[Direction] Leave out the pictures and copy the remaining records exactly.

Data entries
..........
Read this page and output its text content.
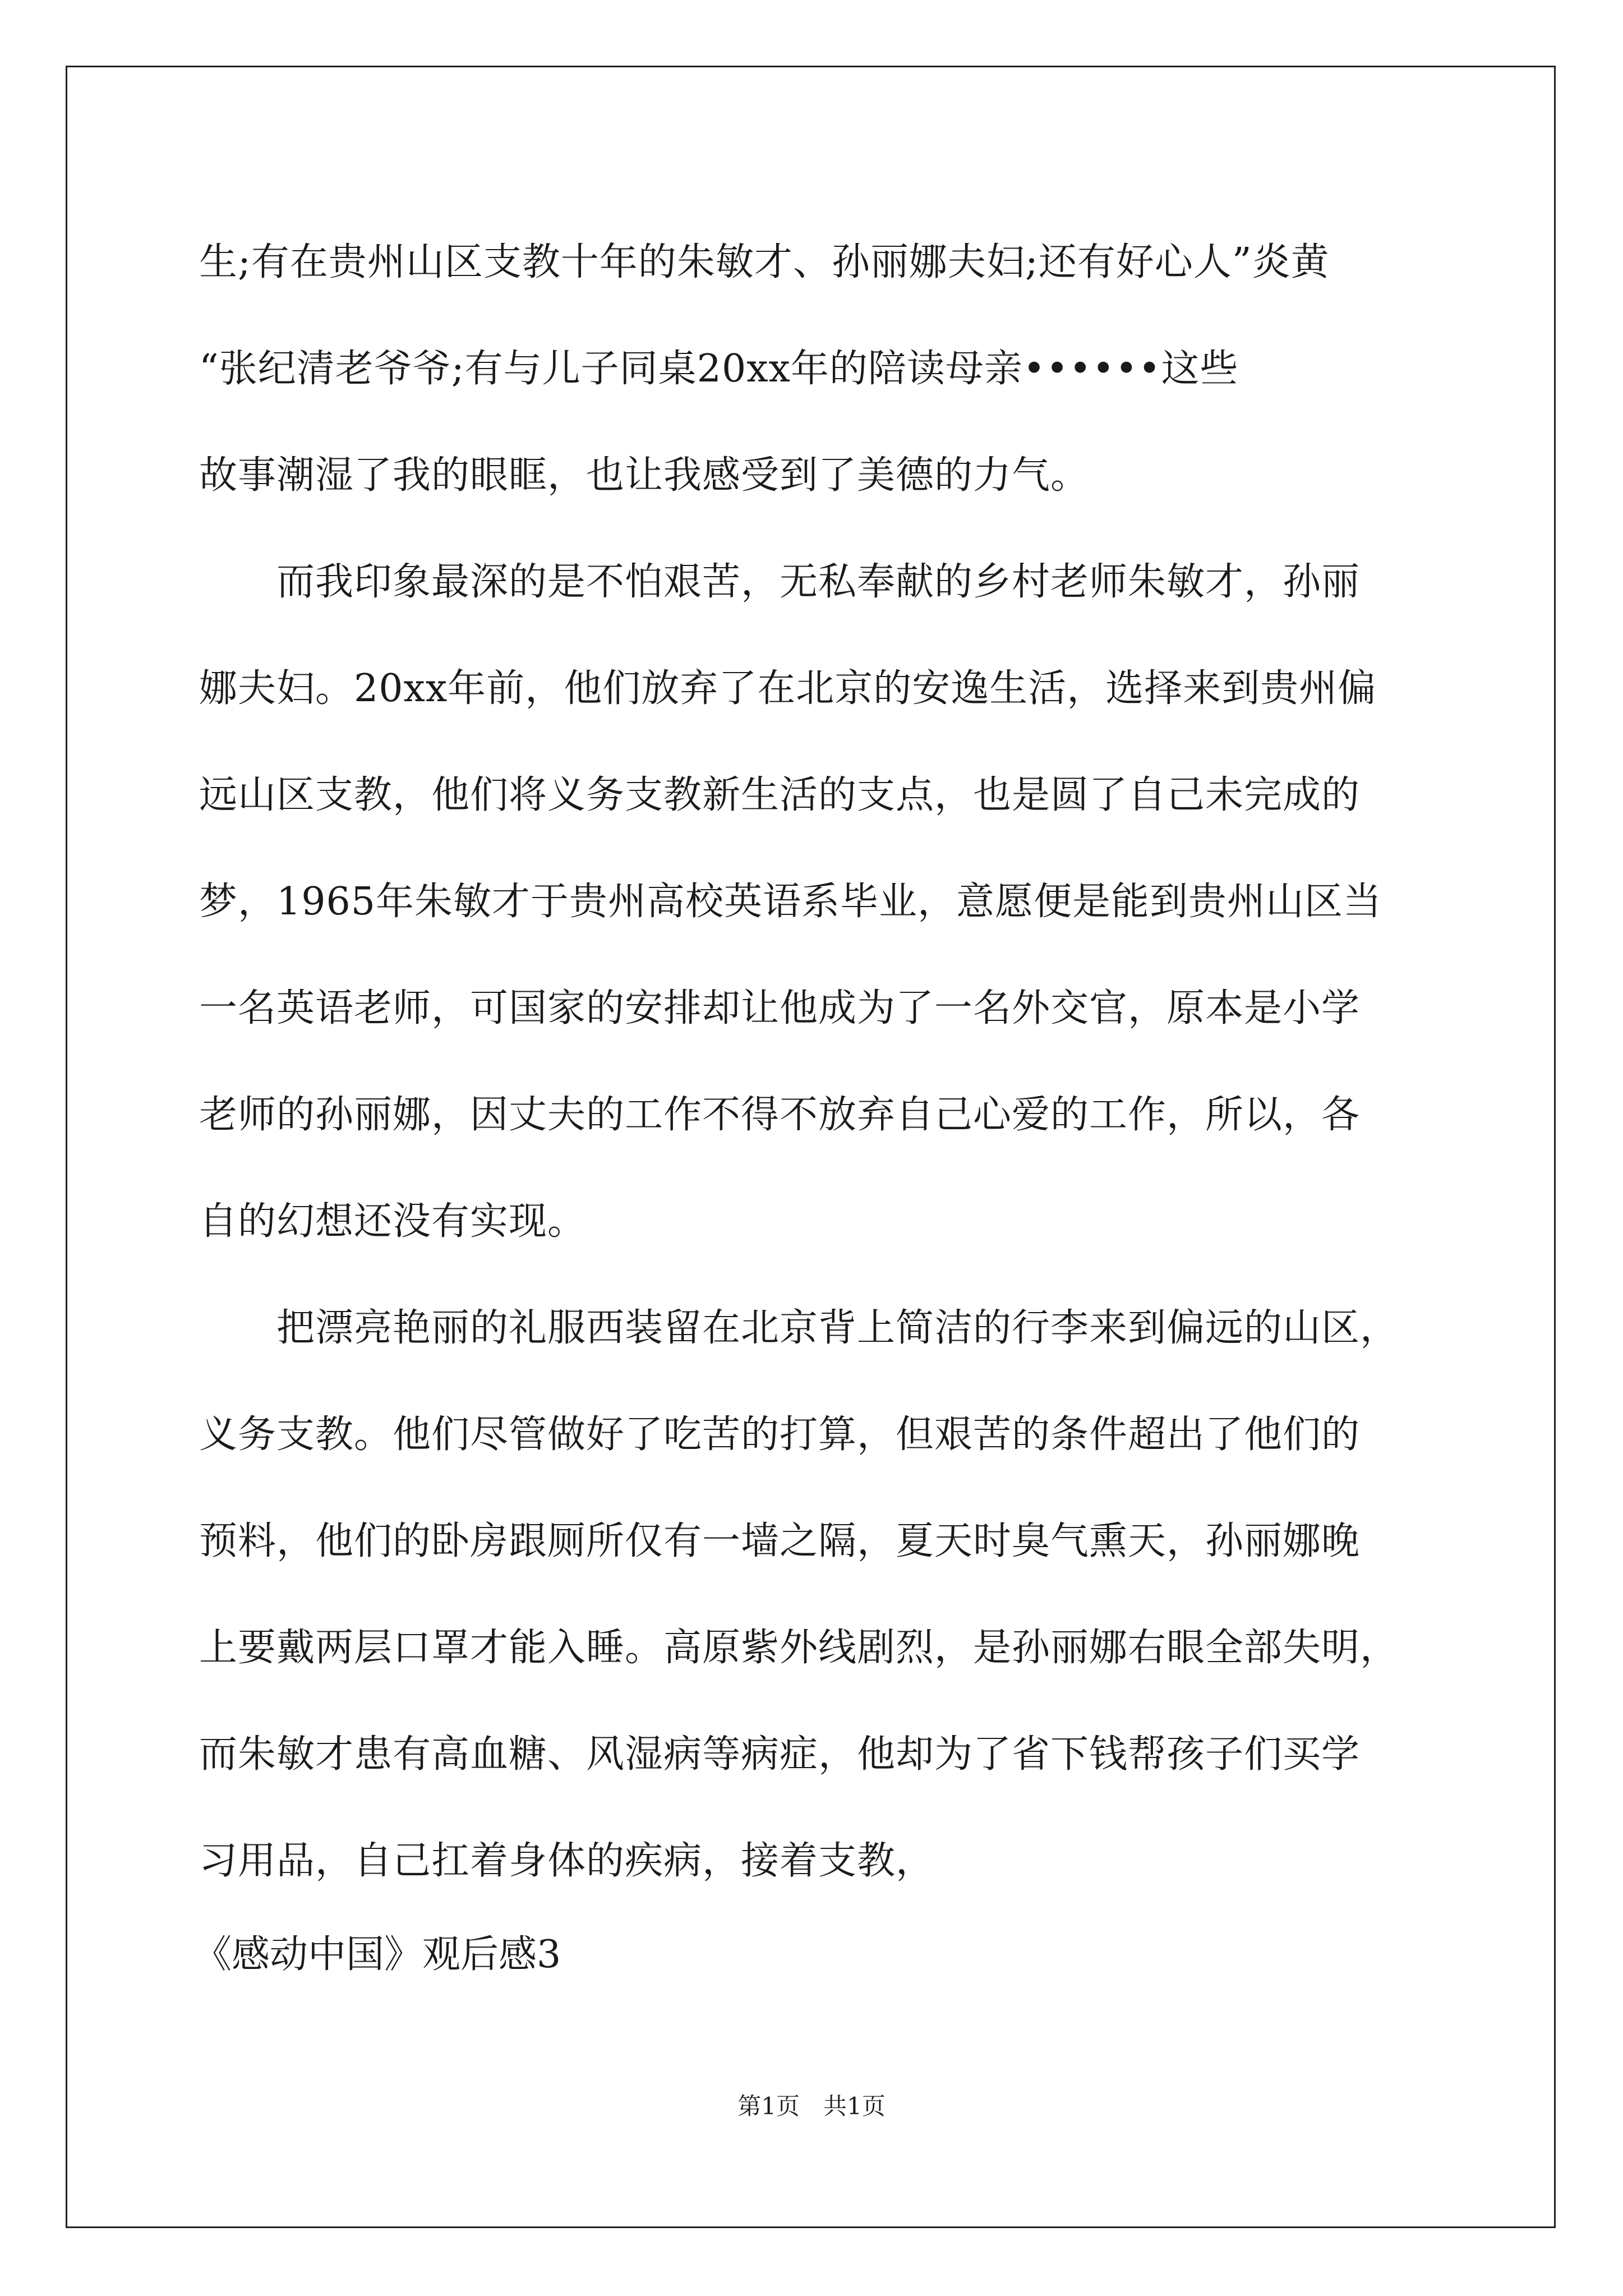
生;有在贵州山区支教十年的朱敏才、孙丽娜夫妇;还有好心人”炎黄
“张纪清老爷爷;有与儿子同桌20xx年的陪读母亲••••••这些
故事潮湿了我的眼眶，也让我感受到了美德的力气。
而我印象最深的是不怕艰苦，无私奉献的乡村老师朱敏才，孙丽
娜夫妇。20xx年前，他们放弃了在北京的安逸生活，选择来到贵州偏
远山区支教，他们将义务支教新生活的支点，也是圆了自己未完成的
梦，1965年朱敏才于贵州高校英语系毕业，意愿便是能到贵州山区当
一名英语老师，可国家的安排却让他成为了一名外交官，原本是小学
老师的孙丽娜，因丈夫的工作不得不放弃自己心爱的工作，所以，各
自的幻想还没有实现。
把漂亮艳丽的礼服西装留在北京背上简洁的行李来到偏远的山区，
义务支教。他们尽管做好了吃苦的打算，但艰苦的条件超出了他们的
预料，他们的卧房跟厕所仅有一墙之隔，夏天时臭气熏天，孙丽娜晚
上要戴两层口罩才能入睡。高原紫外线剧烈，是孙丽娜右眼全部失明，
而朱敏才患有高血糖、风湿病等病症，他却为了省下钱帮孩子们买学
习用品，自己扛着身体的疾病，接着支教，
《感动中国》观后感3
第1页　共1页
..........
[Task output]
Read this page and output its text content.
生;有在贵州山区支教十年的朱敏才、孙丽娜夫妇;还有好心人”炎黄
“张纪清老爷爷;有与儿子同桌20xx年的陪读母亲••••••这些
故事潮湿了我的眼眶，也让我感受到了美德的力气。
而我印象最深的是不怕艰苦，无私奉献的乡村老师朱敏才，孙丽
娜夫妇。20xx年前，他们放弃了在北京的安逸生活，选择来到贵州偏
远山区支教，他们将义务支教新生活的支点，也是圆了自己未完成的
梦，1965年朱敏才于贵州高校英语系毕业，意愿便是能到贵州山区当
一名英语老师，可国家的安排却让他成为了一名外交官，原本是小学
老师的孙丽娜，因丈夫的工作不得不放弃自己心爱的工作，所以，各
自的幻想还没有实现。
把漂亮艳丽的礼服西装留在北京背上简洁的行李来到偏远的山区，
义务支教。他们尽管做好了吃苦的打算，但艰苦的条件超出了他们的
预料，他们的卧房跟厕所仅有一墙之隔，夏天时臭气熏天，孙丽娜晚
上要戴两层口罩才能入睡。高原紫外线剧烈，是孙丽娜右眼全部失明，
而朱敏才患有高血糖、风湿病等病症，他却为了省下钱帮孩子们买学
习用品，自己扛着身体的疾病，接着支教，
《感动中国》观后感3
第1页　共1页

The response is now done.